Records from a collection of figures
※

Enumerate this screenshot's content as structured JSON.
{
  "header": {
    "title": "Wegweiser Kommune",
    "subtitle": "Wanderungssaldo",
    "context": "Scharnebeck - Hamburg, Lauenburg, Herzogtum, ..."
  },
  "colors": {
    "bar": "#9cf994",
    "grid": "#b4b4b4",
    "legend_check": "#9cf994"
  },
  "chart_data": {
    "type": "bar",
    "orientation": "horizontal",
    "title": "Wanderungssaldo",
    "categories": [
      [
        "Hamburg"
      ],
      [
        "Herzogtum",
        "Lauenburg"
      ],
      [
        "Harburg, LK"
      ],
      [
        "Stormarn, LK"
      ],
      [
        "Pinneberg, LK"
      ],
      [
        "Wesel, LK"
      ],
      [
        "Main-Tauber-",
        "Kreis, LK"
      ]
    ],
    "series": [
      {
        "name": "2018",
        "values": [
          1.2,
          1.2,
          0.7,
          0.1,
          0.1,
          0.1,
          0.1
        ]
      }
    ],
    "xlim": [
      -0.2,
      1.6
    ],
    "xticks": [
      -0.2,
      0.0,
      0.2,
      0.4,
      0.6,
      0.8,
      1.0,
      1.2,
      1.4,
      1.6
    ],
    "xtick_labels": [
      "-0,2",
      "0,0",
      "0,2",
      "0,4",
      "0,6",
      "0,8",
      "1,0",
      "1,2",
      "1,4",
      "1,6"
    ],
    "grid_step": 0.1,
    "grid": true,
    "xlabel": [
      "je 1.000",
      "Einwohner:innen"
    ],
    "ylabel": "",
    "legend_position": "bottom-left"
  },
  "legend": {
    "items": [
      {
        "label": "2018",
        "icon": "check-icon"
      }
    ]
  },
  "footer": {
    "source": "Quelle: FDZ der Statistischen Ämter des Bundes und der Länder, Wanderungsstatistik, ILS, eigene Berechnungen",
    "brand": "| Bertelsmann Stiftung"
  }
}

※

• Your task:
Each entry above is to be set down again in exactly the same words.

• Full response:
Enumerate this screenshot's content as structured JSON.
{
  "header": {
    "title": "Wegweiser Kommune",
    "subtitle": "Wanderungssaldo",
    "context": "Scharnebeck - Hamburg, Lauenburg, Herzogtum, ..."
  },
  "colors": {
    "bar": "#9cf994",
    "grid": "#b4b4b4",
    "legend_check": "#9cf994"
  },
  "chart_data": {
    "type": "bar",
    "orientation": "horizontal",
    "title": "Wanderungssaldo",
    "categories": [
      [
        "Hamburg"
      ],
      [
        "Herzogtum",
        "Lauenburg"
      ],
      [
        "Harburg, LK"
      ],
      [
        "Stormarn, LK"
      ],
      [
        "Pinneberg, LK"
      ],
      [
        "Wesel, LK"
      ],
      [
        "Main-Tauber-",
        "Kreis, LK"
      ]
    ],
    "series": [
      {
        "name": "2018",
        "values": [
          1.2,
          1.2,
          0.7,
          0.1,
          0.1,
          0.1,
          0.1
        ]
      }
    ],
    "xlim": [
      -0.2,
      1.6
    ],
    "xticks": [
      -0.2,
      0.0,
      0.2,
      0.4,
      0.6,
      0.8,
      1.0,
      1.2,
      1.4,
      1.6
    ],
    "xtick_labels": [
      "-0,2",
      "0,0",
      "0,2",
      "0,4",
      "0,6",
      "0,8",
      "1,0",
      "1,2",
      "1,4",
      "1,6"
    ],
    "grid_step": 0.1,
    "grid": true,
    "xlabel": [
      "je 1.000",
      "Einwohner:innen"
    ],
    "ylabel": "",
    "legend_position": "bottom-left"
  },
  "legend": {
    "items": [
      {
        "label": "2018",
        "icon": "check-icon"
      }
    ]
  },
  "footer": {
    "source": "Quelle: FDZ der Statistischen Ämter des Bundes und der Länder, Wanderungsstatistik, ILS, eigene Berechnungen",
    "brand": "| Bertelsmann Stiftung"
  }
}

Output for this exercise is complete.